Items from a figure collection:
◇ ◇ ◇ ◇ ◇ ◇ ◇
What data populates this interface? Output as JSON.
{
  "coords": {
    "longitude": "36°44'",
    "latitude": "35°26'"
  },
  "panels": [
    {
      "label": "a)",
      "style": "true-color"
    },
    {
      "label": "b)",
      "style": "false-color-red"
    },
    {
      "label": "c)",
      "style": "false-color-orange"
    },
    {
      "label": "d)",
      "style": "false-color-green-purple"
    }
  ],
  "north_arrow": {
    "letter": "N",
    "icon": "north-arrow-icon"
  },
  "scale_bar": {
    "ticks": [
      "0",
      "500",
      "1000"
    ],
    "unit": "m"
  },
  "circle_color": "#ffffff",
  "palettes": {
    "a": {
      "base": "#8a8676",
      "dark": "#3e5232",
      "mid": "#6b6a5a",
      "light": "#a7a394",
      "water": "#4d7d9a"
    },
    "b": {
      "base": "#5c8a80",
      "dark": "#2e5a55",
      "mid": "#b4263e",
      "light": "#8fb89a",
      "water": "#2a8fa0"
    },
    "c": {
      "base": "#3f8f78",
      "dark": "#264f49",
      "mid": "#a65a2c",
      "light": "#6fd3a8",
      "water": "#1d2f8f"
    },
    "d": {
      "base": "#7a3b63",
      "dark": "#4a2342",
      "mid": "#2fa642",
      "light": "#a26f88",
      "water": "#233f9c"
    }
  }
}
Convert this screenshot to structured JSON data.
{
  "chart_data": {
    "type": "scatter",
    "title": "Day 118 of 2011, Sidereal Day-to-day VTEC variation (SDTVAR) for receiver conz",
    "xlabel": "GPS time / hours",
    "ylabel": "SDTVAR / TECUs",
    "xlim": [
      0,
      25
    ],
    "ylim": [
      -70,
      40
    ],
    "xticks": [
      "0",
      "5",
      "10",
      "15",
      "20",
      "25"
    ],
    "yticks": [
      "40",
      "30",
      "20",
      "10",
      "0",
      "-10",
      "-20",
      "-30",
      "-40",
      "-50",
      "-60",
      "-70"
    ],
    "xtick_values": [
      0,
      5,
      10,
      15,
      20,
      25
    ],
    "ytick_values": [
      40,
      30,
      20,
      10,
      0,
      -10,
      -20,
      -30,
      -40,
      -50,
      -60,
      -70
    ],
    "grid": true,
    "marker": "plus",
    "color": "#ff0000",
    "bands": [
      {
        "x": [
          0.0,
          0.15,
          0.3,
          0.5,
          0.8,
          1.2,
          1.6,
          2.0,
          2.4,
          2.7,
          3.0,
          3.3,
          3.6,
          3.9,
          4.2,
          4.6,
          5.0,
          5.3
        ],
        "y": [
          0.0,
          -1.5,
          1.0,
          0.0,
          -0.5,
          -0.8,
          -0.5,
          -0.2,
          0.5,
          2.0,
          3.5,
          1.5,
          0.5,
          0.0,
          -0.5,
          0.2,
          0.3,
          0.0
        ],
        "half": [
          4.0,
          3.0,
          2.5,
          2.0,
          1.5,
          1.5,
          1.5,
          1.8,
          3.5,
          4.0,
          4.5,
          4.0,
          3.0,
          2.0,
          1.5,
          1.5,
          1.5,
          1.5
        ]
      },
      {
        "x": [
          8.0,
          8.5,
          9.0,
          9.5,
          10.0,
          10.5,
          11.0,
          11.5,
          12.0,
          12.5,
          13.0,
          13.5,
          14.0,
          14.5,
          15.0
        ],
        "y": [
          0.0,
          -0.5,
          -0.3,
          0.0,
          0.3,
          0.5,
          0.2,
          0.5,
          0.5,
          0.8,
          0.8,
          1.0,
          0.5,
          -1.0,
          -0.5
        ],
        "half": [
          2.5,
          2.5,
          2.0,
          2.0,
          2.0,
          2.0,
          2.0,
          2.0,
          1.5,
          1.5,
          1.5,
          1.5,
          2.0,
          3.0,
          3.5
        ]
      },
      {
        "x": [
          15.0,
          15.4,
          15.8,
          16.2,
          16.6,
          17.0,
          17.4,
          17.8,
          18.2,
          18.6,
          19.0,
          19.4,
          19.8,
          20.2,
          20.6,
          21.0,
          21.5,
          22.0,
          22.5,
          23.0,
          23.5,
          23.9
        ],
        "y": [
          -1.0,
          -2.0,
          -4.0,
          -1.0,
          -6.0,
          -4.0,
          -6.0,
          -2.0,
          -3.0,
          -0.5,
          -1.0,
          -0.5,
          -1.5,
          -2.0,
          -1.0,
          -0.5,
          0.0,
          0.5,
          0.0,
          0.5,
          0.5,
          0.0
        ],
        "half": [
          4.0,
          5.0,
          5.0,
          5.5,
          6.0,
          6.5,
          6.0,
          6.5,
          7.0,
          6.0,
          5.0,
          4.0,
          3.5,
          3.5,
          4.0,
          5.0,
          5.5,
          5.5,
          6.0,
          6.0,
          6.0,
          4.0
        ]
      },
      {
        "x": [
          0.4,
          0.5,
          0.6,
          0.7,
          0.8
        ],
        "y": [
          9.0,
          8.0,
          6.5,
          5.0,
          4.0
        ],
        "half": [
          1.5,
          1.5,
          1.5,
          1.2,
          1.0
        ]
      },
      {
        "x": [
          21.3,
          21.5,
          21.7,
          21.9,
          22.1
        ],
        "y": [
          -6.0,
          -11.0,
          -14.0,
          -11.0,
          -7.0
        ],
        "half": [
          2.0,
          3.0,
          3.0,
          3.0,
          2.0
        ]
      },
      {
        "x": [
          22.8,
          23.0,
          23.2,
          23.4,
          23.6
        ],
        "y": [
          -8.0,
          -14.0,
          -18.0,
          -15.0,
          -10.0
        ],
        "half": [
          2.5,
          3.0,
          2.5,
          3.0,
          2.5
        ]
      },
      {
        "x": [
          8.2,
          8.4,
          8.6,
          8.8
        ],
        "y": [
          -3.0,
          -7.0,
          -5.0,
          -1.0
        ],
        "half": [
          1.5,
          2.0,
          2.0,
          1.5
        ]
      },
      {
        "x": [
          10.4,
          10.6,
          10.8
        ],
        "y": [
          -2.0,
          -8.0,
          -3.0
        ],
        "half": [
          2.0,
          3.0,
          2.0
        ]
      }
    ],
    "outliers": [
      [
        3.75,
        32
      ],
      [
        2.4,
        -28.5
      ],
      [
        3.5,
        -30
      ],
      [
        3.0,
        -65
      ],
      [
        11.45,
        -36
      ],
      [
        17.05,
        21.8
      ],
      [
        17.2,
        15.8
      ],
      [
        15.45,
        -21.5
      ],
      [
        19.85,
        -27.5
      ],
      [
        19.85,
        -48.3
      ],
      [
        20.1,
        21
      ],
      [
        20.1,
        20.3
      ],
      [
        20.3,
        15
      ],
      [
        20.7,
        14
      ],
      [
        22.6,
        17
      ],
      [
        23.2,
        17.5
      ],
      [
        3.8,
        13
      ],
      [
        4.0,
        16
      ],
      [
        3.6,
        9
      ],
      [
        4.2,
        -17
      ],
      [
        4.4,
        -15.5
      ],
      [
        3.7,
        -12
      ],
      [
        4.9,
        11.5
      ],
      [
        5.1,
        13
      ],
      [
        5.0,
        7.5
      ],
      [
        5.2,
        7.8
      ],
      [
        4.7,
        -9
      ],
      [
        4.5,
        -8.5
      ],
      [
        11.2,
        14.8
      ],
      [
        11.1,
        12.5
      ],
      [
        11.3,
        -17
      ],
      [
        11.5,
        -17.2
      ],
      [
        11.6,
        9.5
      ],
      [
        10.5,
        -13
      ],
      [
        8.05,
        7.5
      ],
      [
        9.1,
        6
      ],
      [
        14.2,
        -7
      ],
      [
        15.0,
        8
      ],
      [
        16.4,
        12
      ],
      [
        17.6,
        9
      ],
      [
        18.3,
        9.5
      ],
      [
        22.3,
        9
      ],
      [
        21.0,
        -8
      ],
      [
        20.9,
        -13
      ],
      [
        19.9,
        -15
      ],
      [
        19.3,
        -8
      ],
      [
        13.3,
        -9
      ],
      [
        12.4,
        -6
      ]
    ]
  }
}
◇ ◇ ◇ ◇ ◇ ◇ ◇
Which lines hold the word "light"? Return all of them from the records above.

*Expected answer*.
      "light": "#a7a394",
      "light": "#8fb89a",
      "light": "#6fd3a8",
      "light": "#a26f88",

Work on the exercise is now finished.